▶ [The task]: Among these lines, how many include "this"? Answer only with the number.
##### Record set #####
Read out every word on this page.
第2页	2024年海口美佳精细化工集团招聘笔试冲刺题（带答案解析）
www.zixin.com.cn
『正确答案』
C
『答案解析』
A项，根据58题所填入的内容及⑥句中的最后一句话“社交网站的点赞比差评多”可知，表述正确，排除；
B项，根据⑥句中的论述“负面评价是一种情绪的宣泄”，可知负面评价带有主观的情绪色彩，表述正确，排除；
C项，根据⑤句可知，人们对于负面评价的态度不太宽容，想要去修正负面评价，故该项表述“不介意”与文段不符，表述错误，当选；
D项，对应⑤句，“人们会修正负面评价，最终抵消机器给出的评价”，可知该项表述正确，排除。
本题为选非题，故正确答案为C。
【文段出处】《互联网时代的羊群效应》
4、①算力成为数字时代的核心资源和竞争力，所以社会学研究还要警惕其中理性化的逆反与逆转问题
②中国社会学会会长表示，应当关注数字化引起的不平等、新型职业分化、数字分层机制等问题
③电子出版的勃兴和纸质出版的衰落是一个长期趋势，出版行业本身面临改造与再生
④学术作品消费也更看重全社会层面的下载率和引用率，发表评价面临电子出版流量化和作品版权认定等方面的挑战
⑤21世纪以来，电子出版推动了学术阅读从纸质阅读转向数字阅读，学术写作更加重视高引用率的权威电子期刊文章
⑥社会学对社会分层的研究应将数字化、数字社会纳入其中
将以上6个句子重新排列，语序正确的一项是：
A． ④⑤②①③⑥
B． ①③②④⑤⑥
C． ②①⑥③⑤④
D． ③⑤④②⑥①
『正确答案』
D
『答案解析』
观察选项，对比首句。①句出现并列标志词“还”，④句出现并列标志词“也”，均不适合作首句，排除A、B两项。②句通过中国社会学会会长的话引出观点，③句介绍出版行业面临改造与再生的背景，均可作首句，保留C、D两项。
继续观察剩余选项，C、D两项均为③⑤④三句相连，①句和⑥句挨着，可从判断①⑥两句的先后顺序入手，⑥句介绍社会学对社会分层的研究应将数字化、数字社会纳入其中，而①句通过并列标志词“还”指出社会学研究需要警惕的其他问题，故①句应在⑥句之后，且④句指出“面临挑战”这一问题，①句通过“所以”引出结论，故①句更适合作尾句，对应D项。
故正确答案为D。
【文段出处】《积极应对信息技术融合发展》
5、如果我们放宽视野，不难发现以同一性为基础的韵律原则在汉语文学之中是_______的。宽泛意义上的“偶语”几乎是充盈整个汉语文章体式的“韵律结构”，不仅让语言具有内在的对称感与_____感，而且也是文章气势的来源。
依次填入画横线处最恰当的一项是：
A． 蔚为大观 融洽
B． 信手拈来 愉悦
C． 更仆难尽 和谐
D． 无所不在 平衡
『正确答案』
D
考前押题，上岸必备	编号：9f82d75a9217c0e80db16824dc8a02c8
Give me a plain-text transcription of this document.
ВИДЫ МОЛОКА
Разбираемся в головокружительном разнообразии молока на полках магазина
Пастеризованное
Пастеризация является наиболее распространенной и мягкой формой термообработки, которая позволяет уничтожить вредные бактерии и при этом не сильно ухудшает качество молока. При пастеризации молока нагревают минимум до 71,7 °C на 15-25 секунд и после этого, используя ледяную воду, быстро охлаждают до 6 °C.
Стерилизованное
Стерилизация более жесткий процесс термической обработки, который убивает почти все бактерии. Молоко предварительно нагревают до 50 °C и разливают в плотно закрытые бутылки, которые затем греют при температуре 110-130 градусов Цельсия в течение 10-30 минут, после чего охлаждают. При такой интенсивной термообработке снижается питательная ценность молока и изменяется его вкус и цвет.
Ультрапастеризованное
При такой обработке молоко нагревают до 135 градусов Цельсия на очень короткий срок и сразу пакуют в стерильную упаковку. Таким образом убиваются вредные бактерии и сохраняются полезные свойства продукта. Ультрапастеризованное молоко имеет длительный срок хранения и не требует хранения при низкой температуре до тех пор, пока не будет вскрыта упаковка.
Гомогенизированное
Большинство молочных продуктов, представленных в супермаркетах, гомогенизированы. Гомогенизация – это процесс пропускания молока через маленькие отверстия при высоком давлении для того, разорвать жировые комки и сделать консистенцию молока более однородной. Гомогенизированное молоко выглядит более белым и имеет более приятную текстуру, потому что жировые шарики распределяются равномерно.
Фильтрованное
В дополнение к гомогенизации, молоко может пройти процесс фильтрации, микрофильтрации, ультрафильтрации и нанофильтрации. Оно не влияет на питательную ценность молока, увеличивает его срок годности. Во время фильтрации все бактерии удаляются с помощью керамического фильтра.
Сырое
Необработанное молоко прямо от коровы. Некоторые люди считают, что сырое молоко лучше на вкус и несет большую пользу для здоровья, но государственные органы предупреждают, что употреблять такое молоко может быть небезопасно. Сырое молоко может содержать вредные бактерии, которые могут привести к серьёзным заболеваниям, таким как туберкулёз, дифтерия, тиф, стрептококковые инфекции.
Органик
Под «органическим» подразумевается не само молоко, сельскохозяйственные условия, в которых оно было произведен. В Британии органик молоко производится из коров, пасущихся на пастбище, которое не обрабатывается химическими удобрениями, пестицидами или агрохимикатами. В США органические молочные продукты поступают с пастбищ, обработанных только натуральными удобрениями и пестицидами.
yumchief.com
#####
▶ [Finished task]: 2